(Dataset items)

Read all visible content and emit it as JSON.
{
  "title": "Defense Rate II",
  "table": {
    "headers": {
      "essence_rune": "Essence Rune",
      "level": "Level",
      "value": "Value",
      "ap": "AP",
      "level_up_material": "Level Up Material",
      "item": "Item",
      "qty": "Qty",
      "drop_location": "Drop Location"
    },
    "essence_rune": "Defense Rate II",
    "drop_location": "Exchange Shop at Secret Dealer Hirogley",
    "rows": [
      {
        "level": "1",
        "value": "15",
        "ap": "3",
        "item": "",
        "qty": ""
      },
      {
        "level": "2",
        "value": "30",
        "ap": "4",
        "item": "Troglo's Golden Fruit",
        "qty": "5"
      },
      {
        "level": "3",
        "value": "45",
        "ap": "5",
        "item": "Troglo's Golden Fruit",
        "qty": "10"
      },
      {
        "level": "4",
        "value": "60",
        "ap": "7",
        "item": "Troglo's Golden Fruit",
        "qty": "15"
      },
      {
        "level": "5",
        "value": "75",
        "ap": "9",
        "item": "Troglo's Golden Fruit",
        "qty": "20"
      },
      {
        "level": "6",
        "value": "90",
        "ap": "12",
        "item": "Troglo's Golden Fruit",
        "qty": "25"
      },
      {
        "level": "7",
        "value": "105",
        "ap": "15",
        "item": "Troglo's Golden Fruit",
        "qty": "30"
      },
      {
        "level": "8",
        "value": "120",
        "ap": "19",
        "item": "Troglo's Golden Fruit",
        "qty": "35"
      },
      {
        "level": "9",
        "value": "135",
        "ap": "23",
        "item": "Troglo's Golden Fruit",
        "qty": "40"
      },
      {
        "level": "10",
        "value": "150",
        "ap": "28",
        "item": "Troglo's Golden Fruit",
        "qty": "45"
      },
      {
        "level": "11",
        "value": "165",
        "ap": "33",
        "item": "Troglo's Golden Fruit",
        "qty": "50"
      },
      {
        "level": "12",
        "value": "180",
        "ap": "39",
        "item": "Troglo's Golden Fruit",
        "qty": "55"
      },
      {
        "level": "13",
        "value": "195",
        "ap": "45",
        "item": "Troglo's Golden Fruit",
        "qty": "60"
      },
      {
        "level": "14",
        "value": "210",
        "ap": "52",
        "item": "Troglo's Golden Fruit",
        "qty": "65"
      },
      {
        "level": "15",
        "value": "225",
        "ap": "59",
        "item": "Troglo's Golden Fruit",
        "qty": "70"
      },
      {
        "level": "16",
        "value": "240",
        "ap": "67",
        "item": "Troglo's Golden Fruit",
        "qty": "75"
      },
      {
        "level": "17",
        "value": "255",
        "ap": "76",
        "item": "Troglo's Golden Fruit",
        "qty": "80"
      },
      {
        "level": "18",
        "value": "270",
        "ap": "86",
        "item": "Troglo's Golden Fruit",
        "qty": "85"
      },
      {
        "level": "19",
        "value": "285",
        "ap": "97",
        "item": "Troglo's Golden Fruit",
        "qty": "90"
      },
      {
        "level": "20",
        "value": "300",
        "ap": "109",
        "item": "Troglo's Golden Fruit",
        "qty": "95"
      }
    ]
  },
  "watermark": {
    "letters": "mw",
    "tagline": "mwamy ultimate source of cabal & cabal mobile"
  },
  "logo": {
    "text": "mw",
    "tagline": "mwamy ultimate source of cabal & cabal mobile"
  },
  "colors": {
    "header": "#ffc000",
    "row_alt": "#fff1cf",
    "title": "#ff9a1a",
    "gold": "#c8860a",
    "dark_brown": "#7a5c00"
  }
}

● AIM: Reproduce each record exactly, leaving nothing out.

● COMPLETED EXERCISE:
Read all visible content and emit it as JSON.
{
  "title": "Defense Rate II",
  "table": {
    "headers": {
      "essence_rune": "Essence Rune",
      "level": "Level",
      "value": "Value",
      "ap": "AP",
      "level_up_material": "Level Up Material",
      "item": "Item",
      "qty": "Qty",
      "drop_location": "Drop Location"
    },
    "essence_rune": "Defense Rate II",
    "drop_location": "Exchange Shop at Secret Dealer Hirogley",
    "rows": [
      {
        "level": "1",
        "value": "15",
        "ap": "3",
        "item": "",
        "qty": ""
      },
      {
        "level": "2",
        "value": "30",
        "ap": "4",
        "item": "Troglo's Golden Fruit",
        "qty": "5"
      },
      {
        "level": "3",
        "value": "45",
        "ap": "5",
        "item": "Troglo's Golden Fruit",
        "qty": "10"
      },
      {
        "level": "4",
        "value": "60",
        "ap": "7",
        "item": "Troglo's Golden Fruit",
        "qty": "15"
      },
      {
        "level": "5",
        "value": "75",
        "ap": "9",
        "item": "Troglo's Golden Fruit",
        "qty": "20"
      },
      {
        "level": "6",
        "value": "90",
        "ap": "12",
        "item": "Troglo's Golden Fruit",
        "qty": "25"
      },
      {
        "level": "7",
        "value": "105",
        "ap": "15",
        "item": "Troglo's Golden Fruit",
        "qty": "30"
      },
      {
        "level": "8",
        "value": "120",
        "ap": "19",
        "item": "Troglo's Golden Fruit",
        "qty": "35"
      },
      {
        "level": "9",
        "value": "135",
        "ap": "23",
        "item": "Troglo's Golden Fruit",
        "qty": "40"
      },
      {
        "level": "10",
        "value": "150",
        "ap": "28",
        "item": "Troglo's Golden Fruit",
        "qty": "45"
      },
      {
        "level": "11",
        "value": "165",
        "ap": "33",
        "item": "Troglo's Golden Fruit",
        "qty": "50"
      },
      {
        "level": "12",
        "value": "180",
        "ap": "39",
        "item": "Troglo's Golden Fruit",
        "qty": "55"
      },
      {
        "level": "13",
        "value": "195",
        "ap": "45",
        "item": "Troglo's Golden Fruit",
        "qty": "60"
      },
      {
        "level": "14",
        "value": "210",
        "ap": "52",
        "item": "Troglo's Golden Fruit",
        "qty": "65"
      },
      {
        "level": "15",
        "value": "225",
        "ap": "59",
        "item": "Troglo's Golden Fruit",
        "qty": "70"
      },
      {
        "level": "16",
        "value": "240",
        "ap": "67",
        "item": "Troglo's Golden Fruit",
        "qty": "75"
      },
      {
        "level": "17",
        "value": "255",
        "ap": "76",
        "item": "Troglo's Golden Fruit",
        "qty": "80"
      },
      {
        "level": "18",
        "value": "270",
        "ap": "86",
        "item": "Troglo's Golden Fruit",
        "qty": "85"
      },
      {
        "level": "19",
        "value": "285",
        "ap": "97",
        "item": "Troglo's Golden Fruit",
        "qty": "90"
      },
      {
        "level": "20",
        "value": "300",
        "ap": "109",
        "item": "Troglo's Golden Fruit",
        "qty": "95"
      }
    ]
  },
  "watermark": {
    "letters": "mw",
    "tagline": "mwamy ultimate source of cabal & cabal mobile"
  },
  "logo": {
    "text": "mw",
    "tagline": "mwamy ultimate source of cabal & cabal mobile"
  },
  "colors": {
    "header": "#ffc000",
    "row_alt": "#fff1cf",
    "title": "#ff9a1a",
    "gold": "#c8860a",
    "dark_brown": "#7a5c00"
  }
}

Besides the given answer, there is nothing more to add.